[Stored data]
********
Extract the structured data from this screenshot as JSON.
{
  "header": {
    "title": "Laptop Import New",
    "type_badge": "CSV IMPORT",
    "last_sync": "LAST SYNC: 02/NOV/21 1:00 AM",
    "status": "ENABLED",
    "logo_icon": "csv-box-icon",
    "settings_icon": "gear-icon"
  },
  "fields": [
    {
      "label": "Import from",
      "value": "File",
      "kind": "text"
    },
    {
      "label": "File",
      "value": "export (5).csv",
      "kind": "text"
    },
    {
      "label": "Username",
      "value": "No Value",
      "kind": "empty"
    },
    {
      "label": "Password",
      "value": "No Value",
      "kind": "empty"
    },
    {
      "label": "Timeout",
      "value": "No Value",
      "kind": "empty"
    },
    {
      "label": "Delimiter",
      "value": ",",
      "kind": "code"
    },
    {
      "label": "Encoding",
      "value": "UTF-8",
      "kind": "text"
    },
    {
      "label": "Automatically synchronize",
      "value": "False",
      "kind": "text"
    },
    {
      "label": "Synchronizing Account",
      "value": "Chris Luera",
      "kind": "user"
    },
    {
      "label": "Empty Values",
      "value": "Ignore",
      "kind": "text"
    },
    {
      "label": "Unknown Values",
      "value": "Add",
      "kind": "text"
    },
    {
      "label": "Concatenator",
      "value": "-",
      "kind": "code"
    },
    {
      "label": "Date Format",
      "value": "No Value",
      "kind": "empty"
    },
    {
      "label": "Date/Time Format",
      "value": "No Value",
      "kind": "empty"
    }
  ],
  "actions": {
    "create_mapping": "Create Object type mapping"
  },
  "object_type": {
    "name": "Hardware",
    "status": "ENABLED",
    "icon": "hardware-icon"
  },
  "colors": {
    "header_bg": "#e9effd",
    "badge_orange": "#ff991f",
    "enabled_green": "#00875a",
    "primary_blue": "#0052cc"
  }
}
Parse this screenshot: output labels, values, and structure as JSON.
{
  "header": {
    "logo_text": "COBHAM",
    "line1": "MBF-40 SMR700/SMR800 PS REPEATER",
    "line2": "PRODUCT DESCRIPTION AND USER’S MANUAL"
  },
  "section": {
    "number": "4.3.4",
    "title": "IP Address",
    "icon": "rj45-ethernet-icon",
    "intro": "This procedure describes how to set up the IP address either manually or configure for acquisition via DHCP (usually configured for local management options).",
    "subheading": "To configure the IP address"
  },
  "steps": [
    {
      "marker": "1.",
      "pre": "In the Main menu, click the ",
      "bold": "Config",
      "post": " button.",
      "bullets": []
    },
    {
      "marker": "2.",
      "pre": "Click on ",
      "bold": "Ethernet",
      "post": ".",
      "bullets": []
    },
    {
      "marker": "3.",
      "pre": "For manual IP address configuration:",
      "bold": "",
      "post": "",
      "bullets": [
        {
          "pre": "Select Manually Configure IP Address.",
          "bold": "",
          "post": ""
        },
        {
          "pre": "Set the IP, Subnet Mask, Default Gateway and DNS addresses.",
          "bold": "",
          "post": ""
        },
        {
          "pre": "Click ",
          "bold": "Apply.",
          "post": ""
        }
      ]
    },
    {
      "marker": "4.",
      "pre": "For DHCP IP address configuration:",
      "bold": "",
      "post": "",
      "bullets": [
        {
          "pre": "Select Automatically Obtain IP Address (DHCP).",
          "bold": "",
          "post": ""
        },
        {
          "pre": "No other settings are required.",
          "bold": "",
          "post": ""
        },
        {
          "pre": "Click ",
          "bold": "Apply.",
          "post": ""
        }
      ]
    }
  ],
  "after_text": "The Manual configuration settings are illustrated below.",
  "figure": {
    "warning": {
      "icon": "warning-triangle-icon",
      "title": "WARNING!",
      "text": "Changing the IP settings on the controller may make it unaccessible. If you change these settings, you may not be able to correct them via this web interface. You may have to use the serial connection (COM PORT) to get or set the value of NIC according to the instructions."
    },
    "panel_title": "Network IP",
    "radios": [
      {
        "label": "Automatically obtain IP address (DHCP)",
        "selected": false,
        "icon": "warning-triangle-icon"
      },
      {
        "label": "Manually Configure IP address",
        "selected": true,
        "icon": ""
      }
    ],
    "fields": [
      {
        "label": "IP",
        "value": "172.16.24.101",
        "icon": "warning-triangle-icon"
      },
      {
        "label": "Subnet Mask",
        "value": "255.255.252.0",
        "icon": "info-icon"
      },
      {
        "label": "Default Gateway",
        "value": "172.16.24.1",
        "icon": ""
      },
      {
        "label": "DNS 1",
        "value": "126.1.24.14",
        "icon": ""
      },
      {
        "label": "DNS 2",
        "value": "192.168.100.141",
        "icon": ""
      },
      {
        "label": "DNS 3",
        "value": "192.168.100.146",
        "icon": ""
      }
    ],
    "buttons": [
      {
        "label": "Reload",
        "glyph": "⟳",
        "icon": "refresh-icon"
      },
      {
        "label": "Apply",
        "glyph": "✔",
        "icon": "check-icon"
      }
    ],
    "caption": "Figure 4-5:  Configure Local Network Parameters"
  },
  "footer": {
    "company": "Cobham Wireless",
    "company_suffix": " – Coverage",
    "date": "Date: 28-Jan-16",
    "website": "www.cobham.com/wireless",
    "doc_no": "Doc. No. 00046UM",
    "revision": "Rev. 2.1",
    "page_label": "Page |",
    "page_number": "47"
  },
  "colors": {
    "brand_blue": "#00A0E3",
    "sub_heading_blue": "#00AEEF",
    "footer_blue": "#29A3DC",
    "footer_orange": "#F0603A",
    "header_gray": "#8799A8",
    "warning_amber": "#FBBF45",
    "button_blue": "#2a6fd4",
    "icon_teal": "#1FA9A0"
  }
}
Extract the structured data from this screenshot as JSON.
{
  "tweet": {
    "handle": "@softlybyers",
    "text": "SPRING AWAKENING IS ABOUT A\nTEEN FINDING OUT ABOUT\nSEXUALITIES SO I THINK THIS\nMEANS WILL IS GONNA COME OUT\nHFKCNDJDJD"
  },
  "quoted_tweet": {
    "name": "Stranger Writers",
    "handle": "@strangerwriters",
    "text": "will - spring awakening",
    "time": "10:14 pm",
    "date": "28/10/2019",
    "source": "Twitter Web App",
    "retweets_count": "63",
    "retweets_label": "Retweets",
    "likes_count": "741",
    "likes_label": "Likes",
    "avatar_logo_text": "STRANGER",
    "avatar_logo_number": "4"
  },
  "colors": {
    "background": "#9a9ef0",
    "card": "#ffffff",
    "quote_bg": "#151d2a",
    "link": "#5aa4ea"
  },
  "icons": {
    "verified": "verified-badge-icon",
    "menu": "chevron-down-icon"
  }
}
********
Requirements —
From the entries above, copy every line that holds the word "Default".

Written answer —
          "pre": "Set the IP, Subnet Mask, Default Gateway and DNS addresses.",
        "label": "Default Gateway",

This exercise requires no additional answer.